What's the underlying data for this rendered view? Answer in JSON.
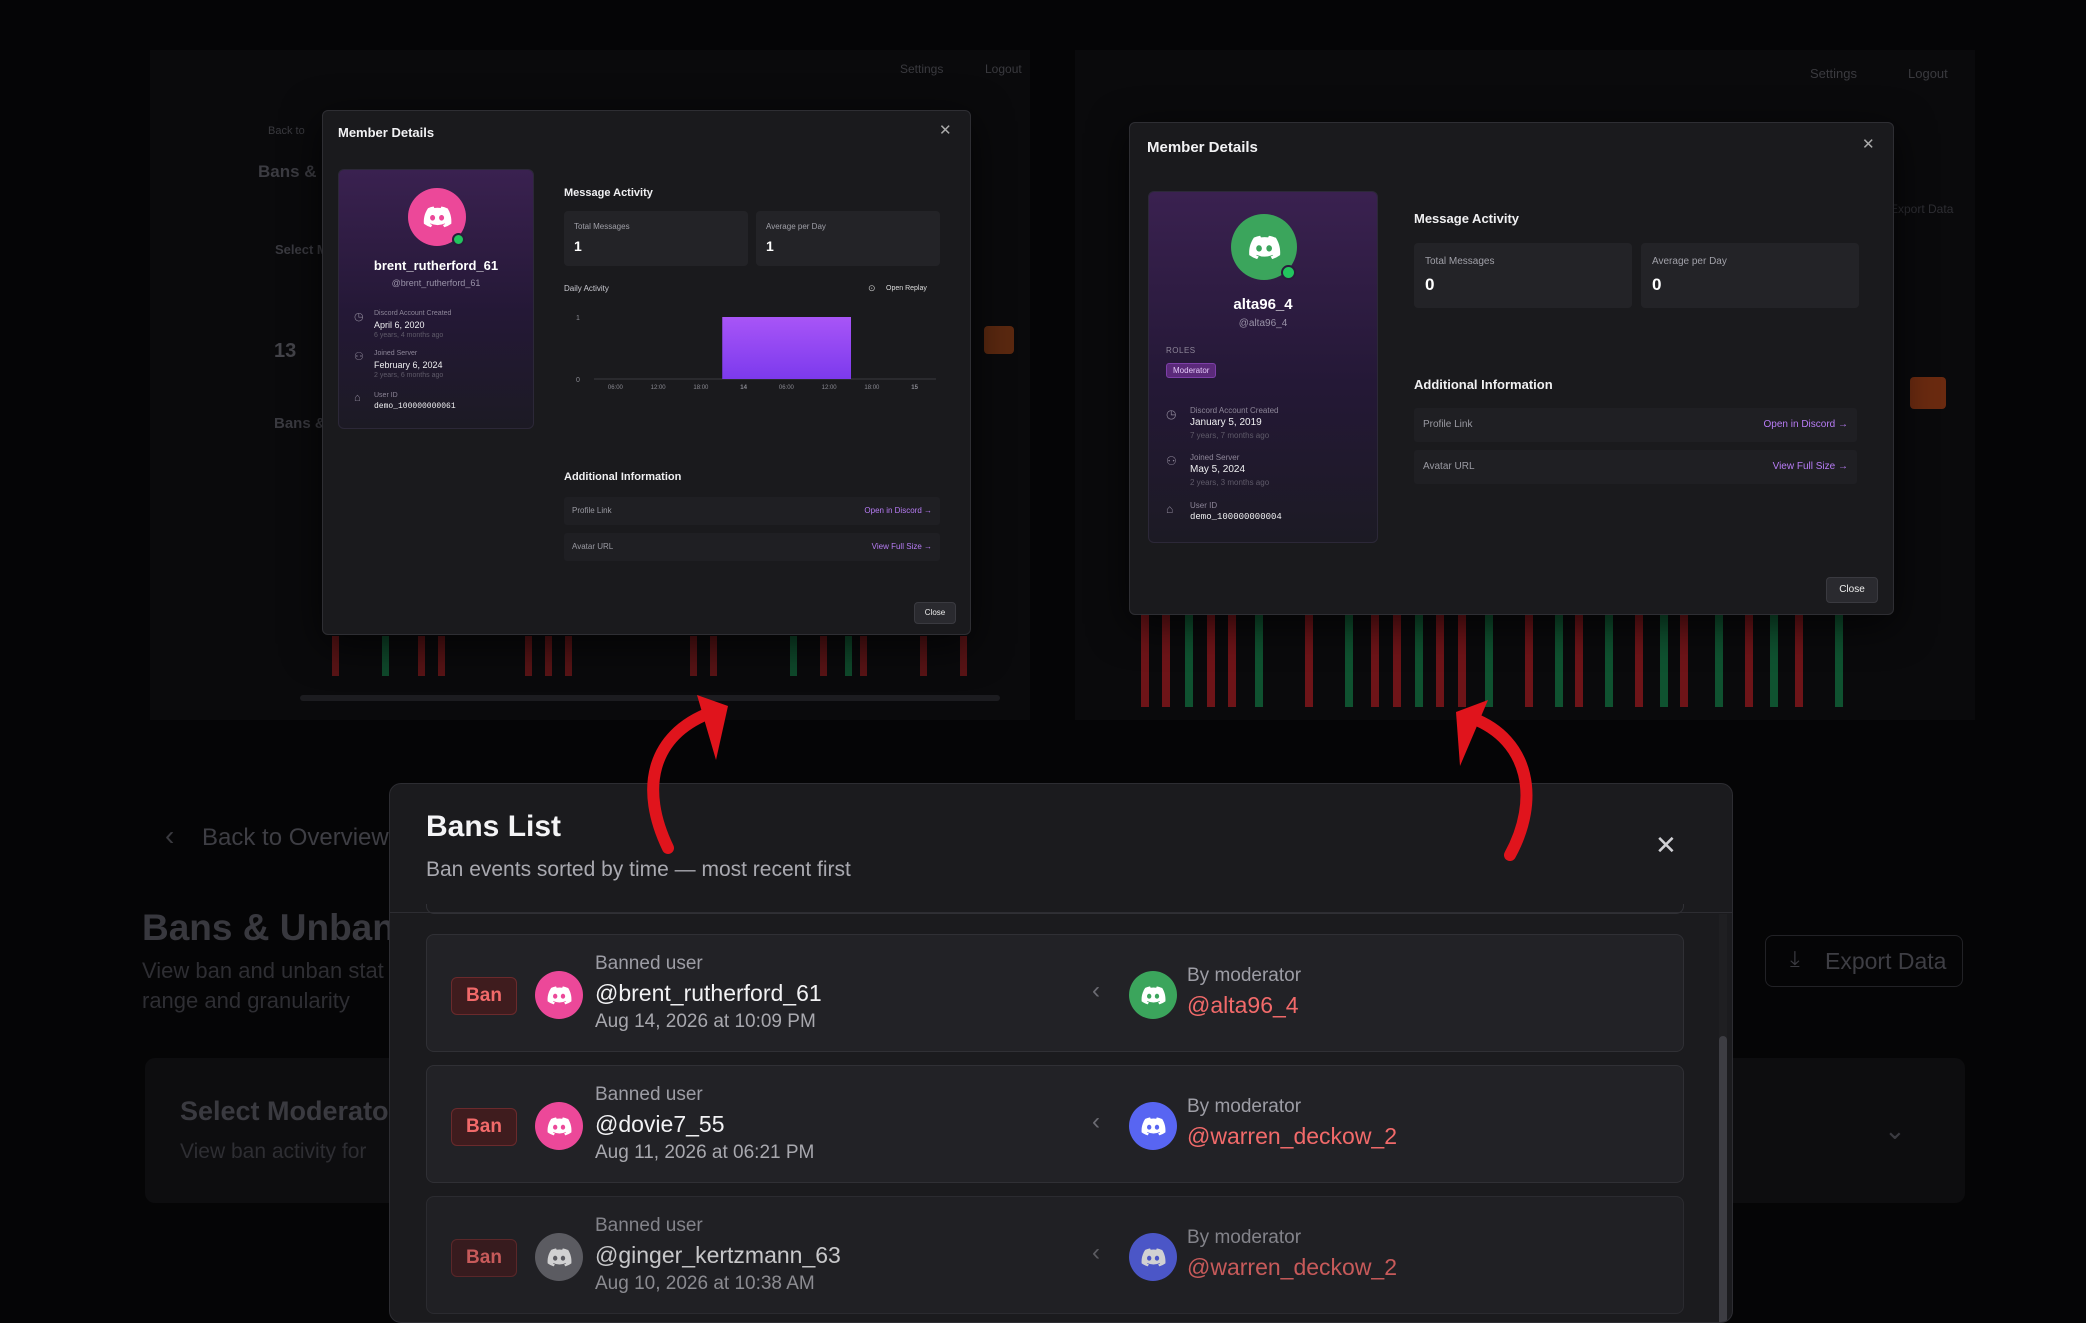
{
  "bg_left": {
    "nav_settings": "Settings",
    "nav_logout": "Logout",
    "back": "Back to",
    "title": "Bans & U",
    "select": "Select M",
    "total_value": "13",
    "bans_title": "Bans &"
  },
  "bg_right": {
    "nav_settings": "Settings",
    "nav_logout": "Logout",
    "export": "Export Data"
  },
  "bg_bottom": {
    "back": "Back to Overview",
    "title": "Bans & Unban",
    "desc_line1": "View ban and unban stat",
    "desc_line2": "range and granularity",
    "select_title": "Select Moderato",
    "select_desc": "View ban activity for",
    "export": "Export Data"
  },
  "modal1": {
    "title": "Member Details",
    "username": "brent_rutherford_61",
    "handle": "@brent_rutherford_61",
    "created_label": "Discord Account Created",
    "created_value": "April 6, 2020",
    "created_ago": "6 years, 4 months ago",
    "joined_label": "Joined Server",
    "joined_value": "February 6, 2024",
    "joined_ago": "2 years, 6 months ago",
    "userid_label": "User ID",
    "userid_value": "demo_100000000061",
    "activity_title": "Message Activity",
    "total_label": "Total Messages",
    "total_value": "1",
    "avg_label": "Average per Day",
    "avg_value": "1",
    "daily_label": "Daily Activity",
    "replay_label": "Open Replay",
    "chart_ticks": [
      "06:00",
      "12:00",
      "18:00",
      "14",
      "06:00",
      "12:00",
      "18:00",
      "15"
    ],
    "chart_y": [
      "1",
      "0"
    ],
    "additional_title": "Additional Information",
    "profile_link_label": "Profile Link",
    "profile_link_value": "Open in Discord →",
    "avatar_url_label": "Avatar URL",
    "avatar_url_value": "View Full Size →",
    "close_label": "Close"
  },
  "modal2": {
    "title": "Member Details",
    "username": "alta96_4",
    "handle": "@alta96_4",
    "roles_label": "ROLES",
    "role": "Moderator",
    "created_label": "Discord Account Created",
    "created_value": "January 5, 2019",
    "created_ago": "7 years, 7 months ago",
    "joined_label": "Joined Server",
    "joined_value": "May 5, 2024",
    "joined_ago": "2 years, 3 months ago",
    "userid_label": "User ID",
    "userid_value": "demo_100000000004",
    "activity_title": "Message Activity",
    "total_label": "Total Messages",
    "total_value": "0",
    "avg_label": "Average per Day",
    "avg_value": "0",
    "additional_title": "Additional Information",
    "profile_link_label": "Profile Link",
    "profile_link_value": "Open in Discord →",
    "avatar_url_label": "Avatar URL",
    "avatar_url_value": "View Full Size →",
    "close_label": "Close"
  },
  "chart_data": {
    "type": "bar",
    "categories": [
      "06:00",
      "12:00",
      "18:00",
      "14",
      "06:00",
      "12:00",
      "18:00",
      "15"
    ],
    "values": [
      0,
      0,
      0,
      1,
      1,
      1,
      0,
      0
    ],
    "title": "Daily Activity",
    "ylim": [
      0,
      1
    ]
  },
  "bans_list": {
    "title": "Bans List",
    "subtitle": "Ban events sorted by time — most recent first",
    "banned_label": "Banned user",
    "by_label": "By moderator",
    "badge": "Ban",
    "items": [
      {
        "user": "@brent_rutherford_61",
        "date": "Aug 14, 2026 at 10:09 PM",
        "moderator": "@alta96_4"
      },
      {
        "user": "@dovie7_55",
        "date": "Aug 11, 2026 at 06:21 PM",
        "moderator": "@warren_deckow_2"
      },
      {
        "user": "@ginger_kertzmann_63",
        "date": "Aug 10, 2026 at 10:38 AM",
        "moderator": "@warren_deckow_2"
      }
    ]
  },
  "colors": {
    "accent": "#b77cf5",
    "ban_red": "#f26a6a",
    "arrow_red": "#e0141c",
    "avatar_pink": "#ec4899",
    "avatar_green": "#3ba55c",
    "avatar_blurple": "#5865f2",
    "avatar_gray": "#6b6b72"
  }
}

────────────────────────────────────────

### REQUIREMENTS
Across the preceding material, how many lines contain the word "username"? State the number alone.

### SOLUTION TO THE PROBLEM
2